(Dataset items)
-*-

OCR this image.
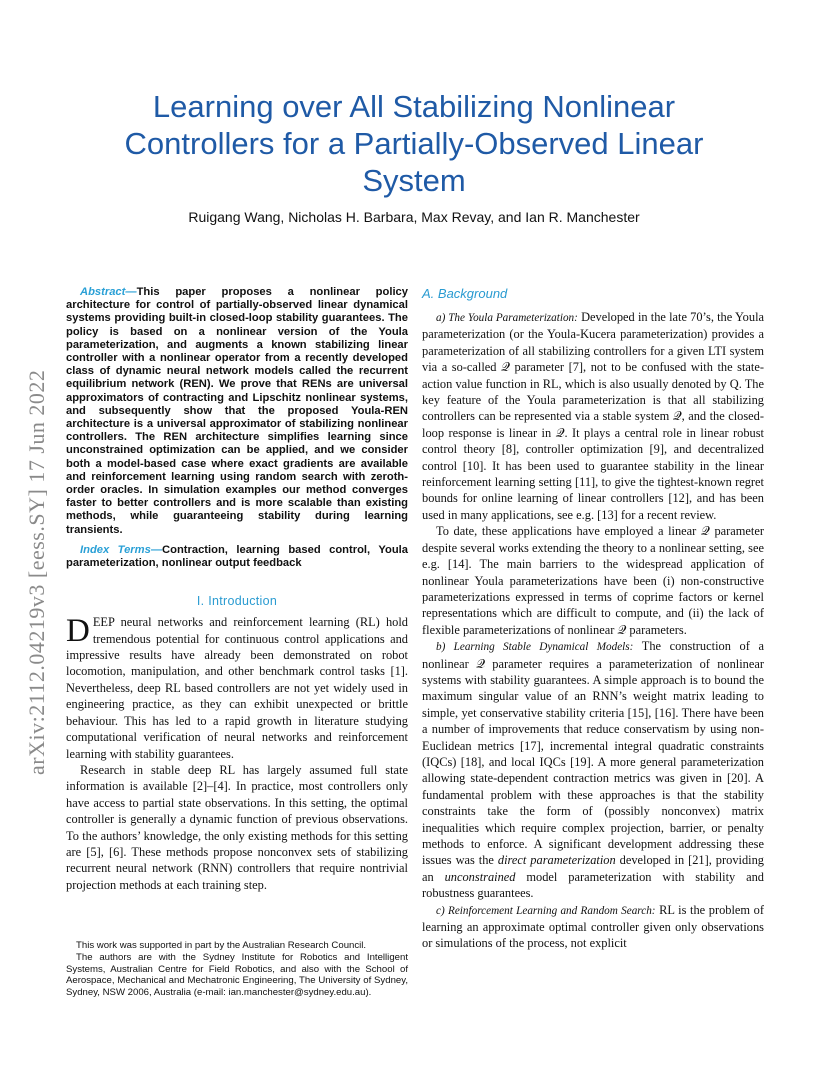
Learning over All Stabilizing Nonlinear Controllers for a Partially-Observed Linear System
Ruigang Wang, Nicholas H. Barbara, Max Revay, and Ian R. Manchester
arXiv:2112.04219v3 [eess.SY] 17 Jun 2022

Abstract—This paper proposes a nonlinear policy architecture for control of partially-observed linear dynamical systems providing built-in closed-loop stability guarantees. The policy is based on a nonlinear version of the Youla parameterization, and augments a known stabilizing linear controller with a nonlinear operator from a recently developed class of dynamic neural network models called the recurrent equilibrium network (REN). We prove that RENs are universal approximators of contracting and Lipschitz nonlinear systems, and subsequently show that the proposed Youla-REN architecture is a universal approximator of stabilizing nonlinear controllers. The REN architecture simplifies learning since unconstrained optimization can be applied, and we consider both a model-based case where exact gradients are available and reinforcement learning using random search with zeroth-order oracles. In simulation examples our method converges faster to better controllers and is more scalable than existing methods, while guaranteeing stability during learning transients.

Index Terms—Contraction, learning based control, Youla parameterization, nonlinear output feedback

I. Introduction

DEEP neural networks and reinforcement learning (RL) hold tremendous potential for continuous control applications and impressive results have already been demonstrated on robot locomotion, manipulation, and other benchmark control tasks [1]. Nevertheless, deep RL based controllers are not yet widely used in engineering practice, as they can exhibit unexpected or brittle behaviour. This has led to a rapid growth in literature studying computational verification of neural networks and reinforcement learning with stability guarantees.

Research in stable deep RL has largely assumed full state information is available [2]–[4]. In practice, most controllers only have access to partial state observations. In this setting, the optimal controller is generally a dynamic function of previous observations. To the authors’ knowledge, the only existing methods for this setting are [5], [6]. These methods propose nonconvex sets of stabilizing recurrent neural network (RNN) controllers that require nontrivial projection methods at each training step.

This work was supported in part by the Australian Research Council.

The authors are with the Sydney Institute for Robotics and Intelligent Systems, Australian Centre for Field Robotics, and also with the School of Aerospace, Mechanical and Mechatronic Engineering, The University of Sydney, Sydney, NSW 2006, Australia (e-mail: ian.manchester@sydney.edu.au).

A. Background

a) The Youla Parameterization: Developed in the late 70’s, the Youla parameterization (or the Youla-Kucera parameterization) provides a parameterization of all stabilizing controllers for a given LTI system via a so-called 𝒬 parameter [7], not to be confused with the state-action value function in RL, which is also usually denoted by Q. The key feature of the Youla parameterization is that all stabilizing controllers can be represented via a stable system 𝒬, and the closed-loop response is linear in 𝒬. It plays a central role in linear robust control theory [8], controller optimization [9], and decentralized control [10]. It has been used to guarantee stability in the linear reinforcement learning setting [11], to give the tightest-known regret bounds for online learning of linear controllers [12], and has been used in many applications, see e.g. [13] for a recent review.

To date, these applications have employed a linear 𝒬 parameter despite several works extending the theory to a nonlinear setting, see e.g. [14]. The main barriers to the widespread application of nonlinear Youla parameterizations have been (i) non-constructive parameterizations expressed in terms of coprime factors or kernel representations which are difficult to compute, and (ii) the lack of flexible parameterizations of nonlinear 𝒬 parameters.

b) Learning Stable Dynamical Models: The construction of a nonlinear 𝒬 parameter requires a parameterization of nonlinear systems with stability guarantees. A simple approach is to bound the maximum singular value of an RNN’s weight matrix leading to simple, yet conservative stability criteria [15], [16]. There have been a number of improvements that reduce conservatism by using non-Euclidean metrics [17], incremental integral quadratic constraints (IQCs) [18], and local IQCs [19]. A more general parameterization allowing state-dependent contraction metrics was given in [20]. A fundamental problem with these approaches is that the stability constraints take the form of (possibly nonconvex) matrix inequalities which require complex projection, barrier, or penalty methods to enforce. A significant development addressing these issues was the direct parameterization developed in [21], providing an unconstrained model parameterization with stability and robustness guarantees.

c) Reinforcement Learning and Random Search: RL is the problem of learning an approximate optimal controller given only observations or simulations of the process, not explicit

-*-

What is being asked :: Pictures are excluded; copy all other data exactly as shown.

Output of the task ::
OCR this image.
Learning over All Stabilizing Nonlinear Controllers for a Partially-Observed Linear System
Ruigang Wang, Nicholas H. Barbara, Max Revay, and Ian R. Manchester
arXiv:2112.04219v3 [eess.SY] 17 Jun 2022

Abstract—This paper proposes a nonlinear policy architecture for control of partially-observed linear dynamical systems providing built-in closed-loop stability guarantees. The policy is based on a nonlinear version of the Youla parameterization, and augments a known stabilizing linear controller with a nonlinear operator from a recently developed class of dynamic neural network models called the recurrent equilibrium network (REN). We prove that RENs are universal approximators of contracting and Lipschitz nonlinear systems, and subsequently show that the proposed Youla-REN architecture is a universal approximator of stabilizing nonlinear controllers. The REN architecture simplifies learning since unconstrained optimization can be applied, and we consider both a model-based case where exact gradients are available and reinforcement learning using random search with zeroth-order oracles. In simulation examples our method converges faster to better controllers and is more scalable than existing methods, while guaranteeing stability during learning transients.

Index Terms—Contraction, learning based control, Youla parameterization, nonlinear output feedback

I. Introduction

DEEP neural networks and reinforcement learning (RL) hold tremendous potential for continuous control applications and impressive results have already been demonstrated on robot locomotion, manipulation, and other benchmark control tasks [1]. Nevertheless, deep RL based controllers are not yet widely used in engineering practice, as they can exhibit unexpected or brittle behaviour. This has led to a rapid growth in literature studying computational verification of neural networks and reinforcement learning with stability guarantees.

Research in stable deep RL has largely assumed full state information is available [2]–[4]. In practice, most controllers only have access to partial state observations. In this setting, the optimal controller is generally a dynamic function of previous observations. To the authors’ knowledge, the only existing methods for this setting are [5], [6]. These methods propose nonconvex sets of stabilizing recurrent neural network (RNN) controllers that require nontrivial projection methods at each training step.

This work was supported in part by the Australian Research Council.

The authors are with the Sydney Institute for Robotics and Intelligent Systems, Australian Centre for Field Robotics, and also with the School of Aerospace, Mechanical and Mechatronic Engineering, The University of Sydney, Sydney, NSW 2006, Australia (e-mail: ian.manchester@sydney.edu.au).

A. Background

a) The Youla Parameterization: Developed in the late 70’s, the Youla parameterization (or the Youla-Kucera parameterization) provides a parameterization of all stabilizing controllers for a given LTI system via a so-called 𝒬 parameter [7], not to be confused with the state-action value function in RL, which is also usually denoted by Q. The key feature of the Youla parameterization is that all stabilizing controllers can be represented via a stable system 𝒬, and the closed-loop response is linear in 𝒬. It plays a central role in linear robust control theory [8], controller optimization [9], and decentralized control [10]. It has been used to guarantee stability in the linear reinforcement learning setting [11], to give the tightest-known regret bounds for online learning of linear controllers [12], and has been used in many applications, see e.g. [13] for a recent review.

To date, these applications have employed a linear 𝒬 parameter despite several works extending the theory to a nonlinear setting, see e.g. [14]. The main barriers to the widespread application of nonlinear Youla parameterizations have been (i) non-constructive parameterizations expressed in terms of coprime factors or kernel representations which are difficult to compute, and (ii) the lack of flexible parameterizations of nonlinear 𝒬 parameters.

b) Learning Stable Dynamical Models: The construction of a nonlinear 𝒬 parameter requires a parameterization of nonlinear systems with stability guarantees. A simple approach is to bound the maximum singular value of an RNN’s weight matrix leading to simple, yet conservative stability criteria [15], [16]. There have been a number of improvements that reduce conservatism by using non-Euclidean metrics [17], incremental integral quadratic constraints (IQCs) [18], and local IQCs [19]. A more general parameterization allowing state-dependent contraction metrics was given in [20]. A fundamental problem with these approaches is that the stability constraints take the form of (possibly nonconvex) matrix inequalities which require complex projection, barrier, or penalty methods to enforce. A significant development addressing these issues was the direct parameterization developed in [21], providing an unconstrained model parameterization with stability and robustness guarantees.

c) Reinforcement Learning and Random Search: RL is the problem of learning an approximate optimal controller given only observations or simulations of the process, not explicit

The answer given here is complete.